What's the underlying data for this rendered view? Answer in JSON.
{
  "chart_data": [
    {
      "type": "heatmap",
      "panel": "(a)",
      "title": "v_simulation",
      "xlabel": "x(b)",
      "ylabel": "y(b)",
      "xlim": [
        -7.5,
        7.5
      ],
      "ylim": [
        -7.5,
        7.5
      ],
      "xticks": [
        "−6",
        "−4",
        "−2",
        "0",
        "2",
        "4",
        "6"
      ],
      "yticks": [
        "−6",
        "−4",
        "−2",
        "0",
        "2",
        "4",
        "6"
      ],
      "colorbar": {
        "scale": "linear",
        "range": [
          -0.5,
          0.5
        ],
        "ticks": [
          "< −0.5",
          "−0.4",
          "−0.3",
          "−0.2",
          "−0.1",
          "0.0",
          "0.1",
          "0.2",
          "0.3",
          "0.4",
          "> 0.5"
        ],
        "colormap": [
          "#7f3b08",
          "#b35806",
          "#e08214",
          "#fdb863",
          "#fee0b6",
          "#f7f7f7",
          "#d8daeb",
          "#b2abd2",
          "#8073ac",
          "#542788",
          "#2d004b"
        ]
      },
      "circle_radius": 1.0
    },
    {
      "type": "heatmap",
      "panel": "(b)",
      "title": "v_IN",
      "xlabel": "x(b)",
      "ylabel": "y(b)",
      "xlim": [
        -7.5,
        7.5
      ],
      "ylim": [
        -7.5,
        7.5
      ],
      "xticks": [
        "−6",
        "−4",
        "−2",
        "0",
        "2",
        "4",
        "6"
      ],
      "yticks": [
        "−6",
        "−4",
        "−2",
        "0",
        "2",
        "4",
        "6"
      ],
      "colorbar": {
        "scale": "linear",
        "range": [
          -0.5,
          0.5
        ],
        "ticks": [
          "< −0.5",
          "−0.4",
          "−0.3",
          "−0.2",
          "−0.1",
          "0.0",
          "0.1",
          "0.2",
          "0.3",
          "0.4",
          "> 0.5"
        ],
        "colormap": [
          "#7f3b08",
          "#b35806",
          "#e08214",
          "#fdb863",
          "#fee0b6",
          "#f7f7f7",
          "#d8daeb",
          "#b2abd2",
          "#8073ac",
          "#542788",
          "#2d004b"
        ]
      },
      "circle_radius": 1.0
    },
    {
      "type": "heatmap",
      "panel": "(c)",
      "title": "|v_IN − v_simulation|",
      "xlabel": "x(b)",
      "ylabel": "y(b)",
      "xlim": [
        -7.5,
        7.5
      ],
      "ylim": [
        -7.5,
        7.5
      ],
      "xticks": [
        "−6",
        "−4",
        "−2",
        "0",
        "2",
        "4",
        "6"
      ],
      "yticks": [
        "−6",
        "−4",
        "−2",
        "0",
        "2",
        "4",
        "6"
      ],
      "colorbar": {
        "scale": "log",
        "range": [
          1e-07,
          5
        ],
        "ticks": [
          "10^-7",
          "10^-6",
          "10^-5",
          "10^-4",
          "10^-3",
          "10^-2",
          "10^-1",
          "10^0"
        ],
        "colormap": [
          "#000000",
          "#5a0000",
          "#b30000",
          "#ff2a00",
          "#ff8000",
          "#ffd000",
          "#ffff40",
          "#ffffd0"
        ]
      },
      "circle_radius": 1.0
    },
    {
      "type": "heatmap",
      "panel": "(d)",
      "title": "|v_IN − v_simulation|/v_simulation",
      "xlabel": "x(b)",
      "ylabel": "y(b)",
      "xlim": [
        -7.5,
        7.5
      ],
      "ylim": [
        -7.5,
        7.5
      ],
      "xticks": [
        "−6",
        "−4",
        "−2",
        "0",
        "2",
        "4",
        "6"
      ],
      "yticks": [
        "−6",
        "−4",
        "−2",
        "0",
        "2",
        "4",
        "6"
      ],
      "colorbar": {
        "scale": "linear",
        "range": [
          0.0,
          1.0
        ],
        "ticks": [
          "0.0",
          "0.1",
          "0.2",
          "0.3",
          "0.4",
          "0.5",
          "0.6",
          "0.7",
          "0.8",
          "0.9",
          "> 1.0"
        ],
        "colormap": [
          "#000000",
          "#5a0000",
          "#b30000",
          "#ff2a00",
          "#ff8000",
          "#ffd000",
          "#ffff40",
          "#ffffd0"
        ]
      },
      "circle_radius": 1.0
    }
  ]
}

* **What is needed**
Write out the records above again, keeping each one identical to the original.

* **Expected answer**
What's the underlying data for this rendered view? Answer in JSON.
{
  "chart_data": [
    {
      "type": "heatmap",
      "panel": "(a)",
      "title": "v_simulation",
      "xlabel": "x(b)",
      "ylabel": "y(b)",
      "xlim": [
        -7.5,
        7.5
      ],
      "ylim": [
        -7.5,
        7.5
      ],
      "xticks": [
        "−6",
        "−4",
        "−2",
        "0",
        "2",
        "4",
        "6"
      ],
      "yticks": [
        "−6",
        "−4",
        "−2",
        "0",
        "2",
        "4",
        "6"
      ],
      "colorbar": {
        "scale": "linear",
        "range": [
          -0.5,
          0.5
        ],
        "ticks": [
          "< −0.5",
          "−0.4",
          "−0.3",
          "−0.2",
          "−0.1",
          "0.0",
          "0.1",
          "0.2",
          "0.3",
          "0.4",
          "> 0.5"
        ],
        "colormap": [
          "#7f3b08",
          "#b35806",
          "#e08214",
          "#fdb863",
          "#fee0b6",
          "#f7f7f7",
          "#d8daeb",
          "#b2abd2",
          "#8073ac",
          "#542788",
          "#2d004b"
        ]
      },
      "circle_radius": 1.0
    },
    {
      "type": "heatmap",
      "panel": "(b)",
      "title": "v_IN",
      "xlabel": "x(b)",
      "ylabel": "y(b)",
      "xlim": [
        -7.5,
        7.5
      ],
      "ylim": [
        -7.5,
        7.5
      ],
      "xticks": [
        "−6",
        "−4",
        "−2",
        "0",
        "2",
        "4",
        "6"
      ],
      "yticks": [
        "−6",
        "−4",
        "−2",
        "0",
        "2",
        "4",
        "6"
      ],
      "colorbar": {
        "scale": "linear",
        "range": [
          -0.5,
          0.5
        ],
        "ticks": [
          "< −0.5",
          "−0.4",
          "−0.3",
          "−0.2",
          "−0.1",
          "0.0",
          "0.1",
          "0.2",
          "0.3",
          "0.4",
          "> 0.5"
        ],
        "colormap": [
          "#7f3b08",
          "#b35806",
          "#e08214",
          "#fdb863",
          "#fee0b6",
          "#f7f7f7",
          "#d8daeb",
          "#b2abd2",
          "#8073ac",
          "#542788",
          "#2d004b"
        ]
      },
      "circle_radius": 1.0
    },
    {
      "type": "heatmap",
      "panel": "(c)",
      "title": "|v_IN − v_simulation|",
      "xlabel": "x(b)",
      "ylabel": "y(b)",
      "xlim": [
        -7.5,
        7.5
      ],
      "ylim": [
        -7.5,
        7.5
      ],
      "xticks": [
        "−6",
        "−4",
        "−2",
        "0",
        "2",
        "4",
        "6"
      ],
      "yticks": [
        "−6",
        "−4",
        "−2",
        "0",
        "2",
        "4",
        "6"
      ],
      "colorbar": {
        "scale": "log",
        "range": [
          1e-07,
          5
        ],
        "ticks": [
          "10^-7",
          "10^-6",
          "10^-5",
          "10^-4",
          "10^-3",
          "10^-2",
          "10^-1",
          "10^0"
        ],
        "colormap": [
          "#000000",
          "#5a0000",
          "#b30000",
          "#ff2a00",
          "#ff8000",
          "#ffd000",
          "#ffff40",
          "#ffffd0"
        ]
      },
      "circle_radius": 1.0
    },
    {
      "type": "heatmap",
      "panel": "(d)",
      "title": "|v_IN − v_simulation|/v_simulation",
      "xlabel": "x(b)",
      "ylabel": "y(b)",
      "xlim": [
        -7.5,
        7.5
      ],
      "ylim": [
        -7.5,
        7.5
      ],
      "xticks": [
        "−6",
        "−4",
        "−2",
        "0",
        "2",
        "4",
        "6"
      ],
      "yticks": [
        "−6",
        "−4",
        "−2",
        "0",
        "2",
        "4",
        "6"
      ],
      "colorbar": {
        "scale": "linear",
        "range": [
          0.0,
          1.0
        ],
        "ticks": [
          "0.0",
          "0.1",
          "0.2",
          "0.3",
          "0.4",
          "0.5",
          "0.6",
          "0.7",
          "0.8",
          "0.9",
          "> 1.0"
        ],
        "colormap": [
          "#000000",
          "#5a0000",
          "#b30000",
          "#ff2a00",
          "#ff8000",
          "#ffd000",
          "#ffff40",
          "#ffffd0"
        ]
      },
      "circle_radius": 1.0
    }
  ]
}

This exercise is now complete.